**Data entries**
==========
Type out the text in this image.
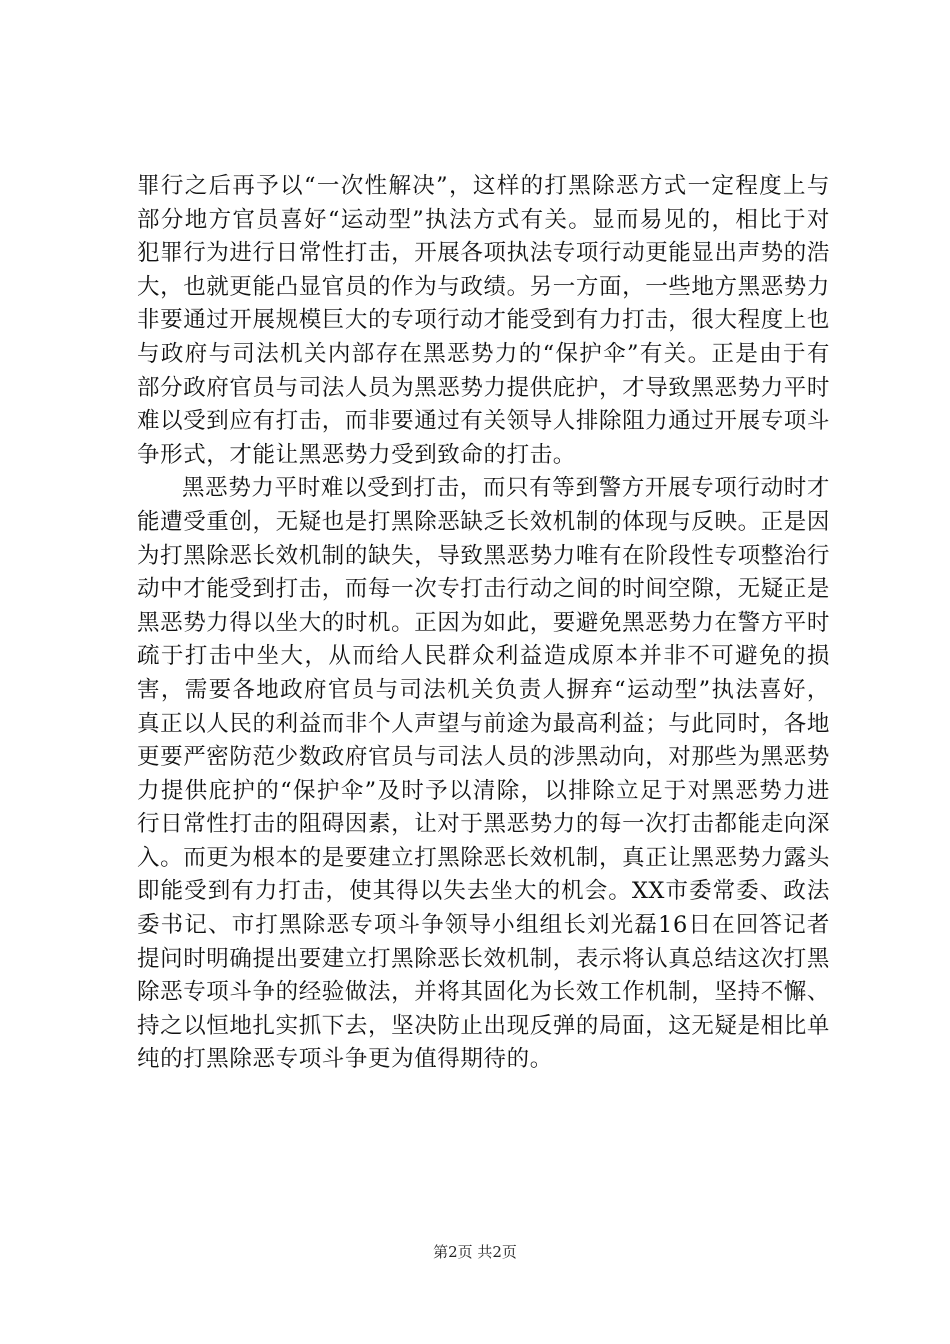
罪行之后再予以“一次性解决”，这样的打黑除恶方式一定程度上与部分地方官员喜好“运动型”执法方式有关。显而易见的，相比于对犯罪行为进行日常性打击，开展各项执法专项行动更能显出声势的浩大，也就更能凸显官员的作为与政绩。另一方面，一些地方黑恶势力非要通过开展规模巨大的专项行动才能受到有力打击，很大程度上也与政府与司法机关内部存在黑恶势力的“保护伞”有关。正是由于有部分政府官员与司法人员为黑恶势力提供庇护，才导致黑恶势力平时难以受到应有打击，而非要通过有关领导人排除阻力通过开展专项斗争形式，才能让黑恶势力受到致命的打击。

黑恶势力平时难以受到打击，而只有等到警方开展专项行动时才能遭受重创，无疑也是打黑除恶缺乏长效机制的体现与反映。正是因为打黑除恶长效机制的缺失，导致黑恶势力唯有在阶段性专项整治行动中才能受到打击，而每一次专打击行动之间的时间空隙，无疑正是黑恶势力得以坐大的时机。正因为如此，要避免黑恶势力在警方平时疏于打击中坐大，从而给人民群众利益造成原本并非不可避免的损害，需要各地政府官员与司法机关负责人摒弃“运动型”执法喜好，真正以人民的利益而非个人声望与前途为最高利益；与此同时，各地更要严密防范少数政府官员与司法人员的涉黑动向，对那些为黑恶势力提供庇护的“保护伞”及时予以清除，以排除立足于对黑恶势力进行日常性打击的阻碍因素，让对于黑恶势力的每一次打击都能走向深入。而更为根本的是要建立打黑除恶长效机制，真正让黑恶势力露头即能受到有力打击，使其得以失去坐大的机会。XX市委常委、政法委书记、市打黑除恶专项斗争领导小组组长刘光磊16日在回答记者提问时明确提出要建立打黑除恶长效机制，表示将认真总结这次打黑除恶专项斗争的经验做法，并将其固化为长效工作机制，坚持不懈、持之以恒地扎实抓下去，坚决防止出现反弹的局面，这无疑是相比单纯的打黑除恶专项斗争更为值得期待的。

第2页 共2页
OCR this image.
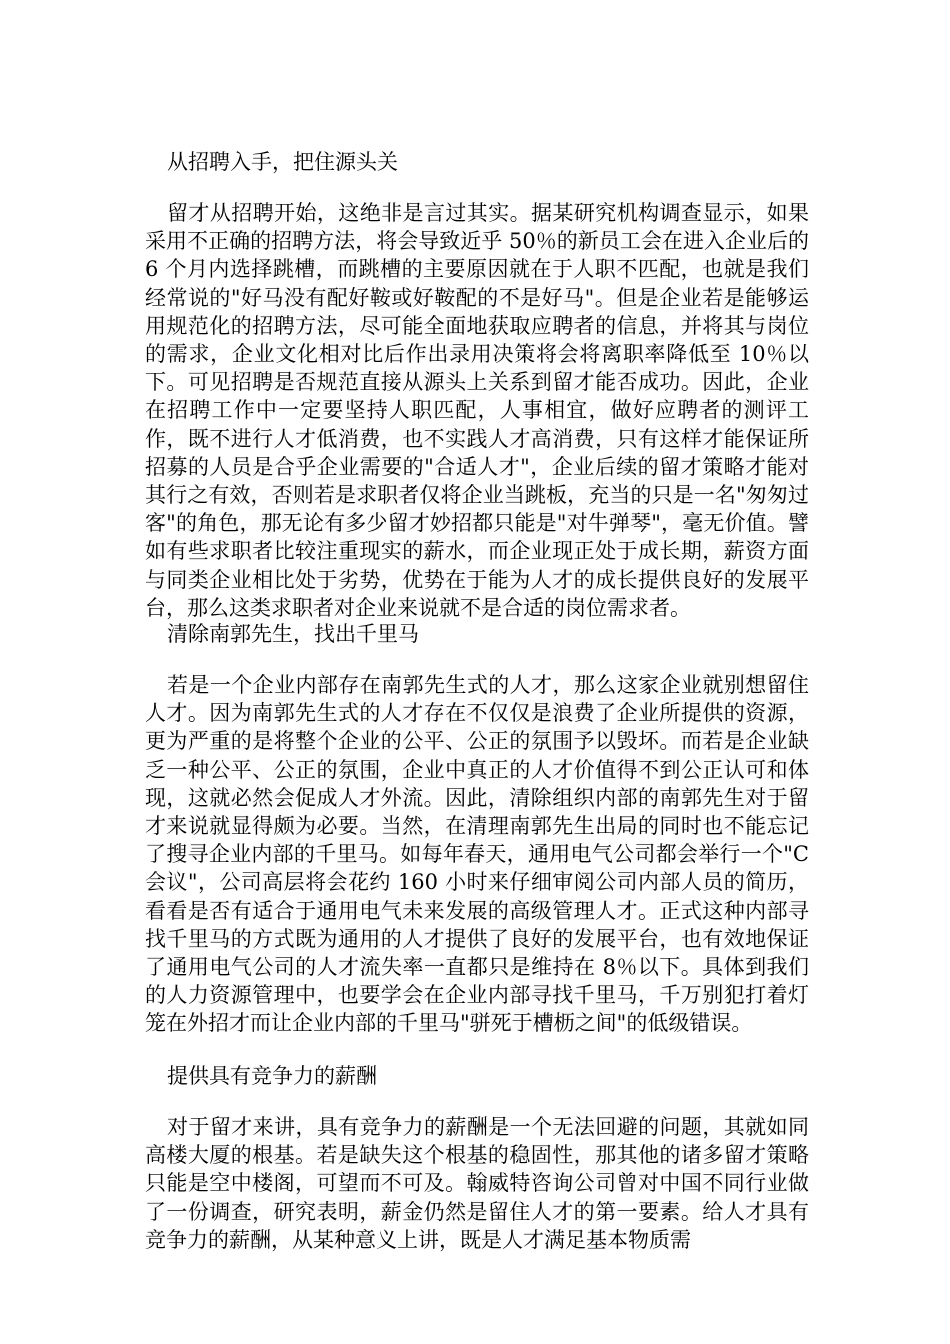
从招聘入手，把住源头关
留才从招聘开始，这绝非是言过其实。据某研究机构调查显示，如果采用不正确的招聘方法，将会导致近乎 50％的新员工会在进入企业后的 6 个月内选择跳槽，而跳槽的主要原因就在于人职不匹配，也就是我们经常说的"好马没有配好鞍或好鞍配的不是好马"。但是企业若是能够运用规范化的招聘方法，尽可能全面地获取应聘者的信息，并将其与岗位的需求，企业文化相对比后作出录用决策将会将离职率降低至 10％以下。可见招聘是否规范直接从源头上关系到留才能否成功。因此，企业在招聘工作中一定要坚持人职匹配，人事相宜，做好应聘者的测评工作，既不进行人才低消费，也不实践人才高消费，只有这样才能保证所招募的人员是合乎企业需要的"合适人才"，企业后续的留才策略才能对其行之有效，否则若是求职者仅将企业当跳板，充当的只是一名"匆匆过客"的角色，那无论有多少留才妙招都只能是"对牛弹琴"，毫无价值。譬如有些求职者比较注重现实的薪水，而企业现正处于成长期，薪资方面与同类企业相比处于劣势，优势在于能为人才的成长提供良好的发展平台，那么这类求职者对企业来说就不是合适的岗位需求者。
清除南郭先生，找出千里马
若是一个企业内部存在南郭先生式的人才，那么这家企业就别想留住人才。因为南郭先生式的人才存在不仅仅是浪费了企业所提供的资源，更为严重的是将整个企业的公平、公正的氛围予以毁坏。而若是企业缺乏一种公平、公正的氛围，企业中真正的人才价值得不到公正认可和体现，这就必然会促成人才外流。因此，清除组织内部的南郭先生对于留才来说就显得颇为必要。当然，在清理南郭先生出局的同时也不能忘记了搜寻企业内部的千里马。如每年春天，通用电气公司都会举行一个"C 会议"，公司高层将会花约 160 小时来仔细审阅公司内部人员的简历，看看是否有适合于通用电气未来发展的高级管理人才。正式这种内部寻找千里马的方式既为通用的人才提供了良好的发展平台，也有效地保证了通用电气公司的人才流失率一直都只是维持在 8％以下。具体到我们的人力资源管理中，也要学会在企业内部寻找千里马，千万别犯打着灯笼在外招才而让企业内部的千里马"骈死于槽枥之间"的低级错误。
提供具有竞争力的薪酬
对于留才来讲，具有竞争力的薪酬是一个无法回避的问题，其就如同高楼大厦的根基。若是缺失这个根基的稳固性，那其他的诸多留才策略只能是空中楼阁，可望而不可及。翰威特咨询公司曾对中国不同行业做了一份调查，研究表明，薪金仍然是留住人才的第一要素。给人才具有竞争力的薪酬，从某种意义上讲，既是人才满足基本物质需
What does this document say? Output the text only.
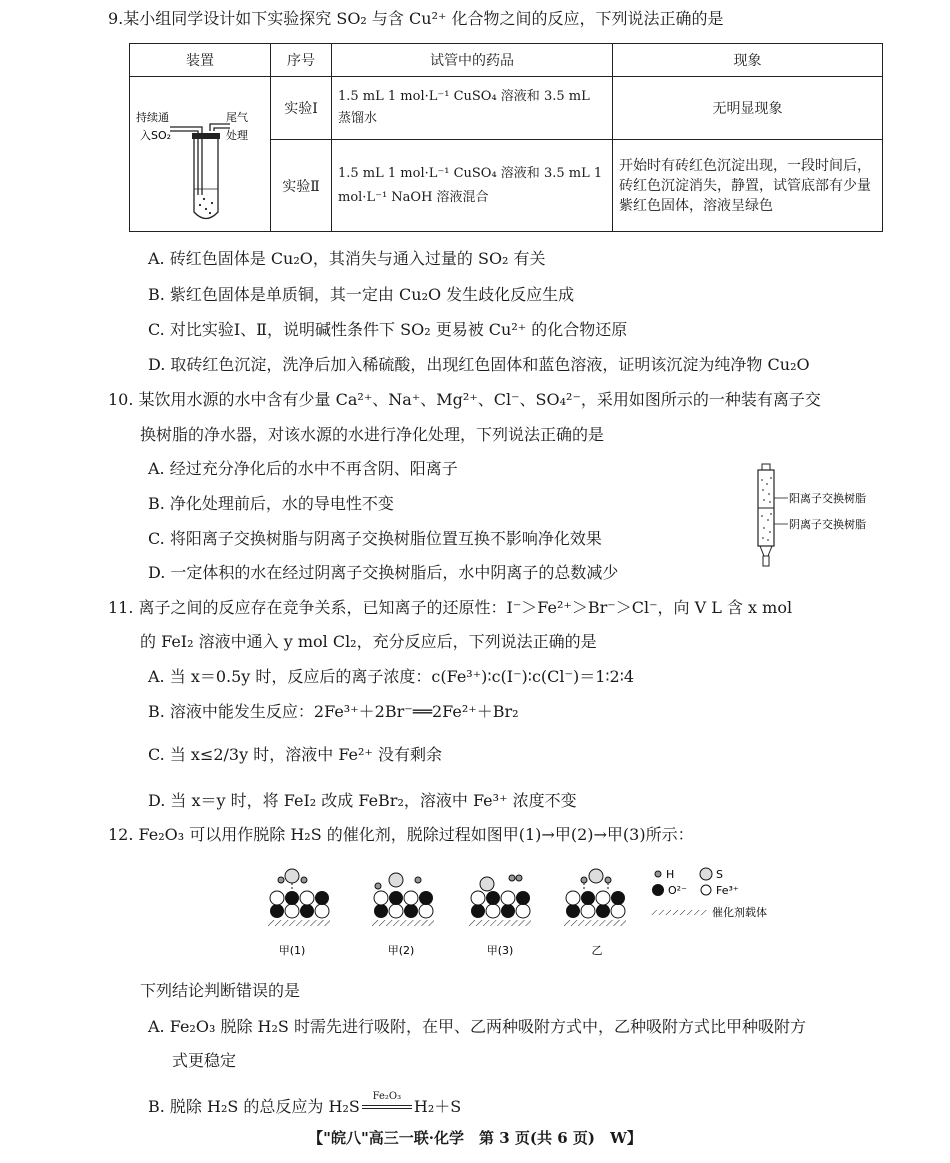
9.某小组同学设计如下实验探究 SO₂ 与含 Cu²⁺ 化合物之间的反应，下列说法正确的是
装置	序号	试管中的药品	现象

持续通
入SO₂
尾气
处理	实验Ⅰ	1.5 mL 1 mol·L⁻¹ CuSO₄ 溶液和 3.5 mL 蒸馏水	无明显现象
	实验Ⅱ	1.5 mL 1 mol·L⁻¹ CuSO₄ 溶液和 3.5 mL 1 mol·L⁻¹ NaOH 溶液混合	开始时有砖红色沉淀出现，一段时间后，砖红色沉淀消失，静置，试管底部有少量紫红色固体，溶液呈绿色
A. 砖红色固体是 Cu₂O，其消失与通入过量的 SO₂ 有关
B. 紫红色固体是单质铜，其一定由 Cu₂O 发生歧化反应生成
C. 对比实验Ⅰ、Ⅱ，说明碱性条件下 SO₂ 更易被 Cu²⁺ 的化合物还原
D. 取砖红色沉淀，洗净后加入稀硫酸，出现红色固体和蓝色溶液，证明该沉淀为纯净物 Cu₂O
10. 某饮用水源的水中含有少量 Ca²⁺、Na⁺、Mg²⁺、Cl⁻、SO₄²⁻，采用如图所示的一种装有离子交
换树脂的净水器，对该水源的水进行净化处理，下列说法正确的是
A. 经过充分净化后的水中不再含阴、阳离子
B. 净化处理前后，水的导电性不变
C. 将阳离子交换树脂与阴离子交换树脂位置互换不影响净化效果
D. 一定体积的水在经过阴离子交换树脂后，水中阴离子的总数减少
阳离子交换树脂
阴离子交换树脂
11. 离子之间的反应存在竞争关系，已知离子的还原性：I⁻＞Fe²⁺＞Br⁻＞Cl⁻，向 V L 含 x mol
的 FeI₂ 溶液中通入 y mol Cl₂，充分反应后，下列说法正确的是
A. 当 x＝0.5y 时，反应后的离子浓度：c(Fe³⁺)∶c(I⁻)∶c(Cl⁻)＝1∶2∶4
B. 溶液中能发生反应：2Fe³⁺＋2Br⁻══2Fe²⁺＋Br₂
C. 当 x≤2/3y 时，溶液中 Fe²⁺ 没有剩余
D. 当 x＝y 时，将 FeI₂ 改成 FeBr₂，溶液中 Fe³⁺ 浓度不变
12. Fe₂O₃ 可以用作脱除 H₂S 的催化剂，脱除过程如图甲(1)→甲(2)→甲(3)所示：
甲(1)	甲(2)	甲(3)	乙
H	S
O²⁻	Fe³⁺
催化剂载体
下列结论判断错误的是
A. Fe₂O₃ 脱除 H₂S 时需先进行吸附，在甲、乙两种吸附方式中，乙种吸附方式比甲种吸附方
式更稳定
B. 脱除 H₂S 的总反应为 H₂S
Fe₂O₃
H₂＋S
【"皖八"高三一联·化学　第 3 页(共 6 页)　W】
==========
**TASK GOAL**
Above are lines of data; state how many of them contain the word "this", with no other output.

**SOLUTION TO THE EXERCISE**
3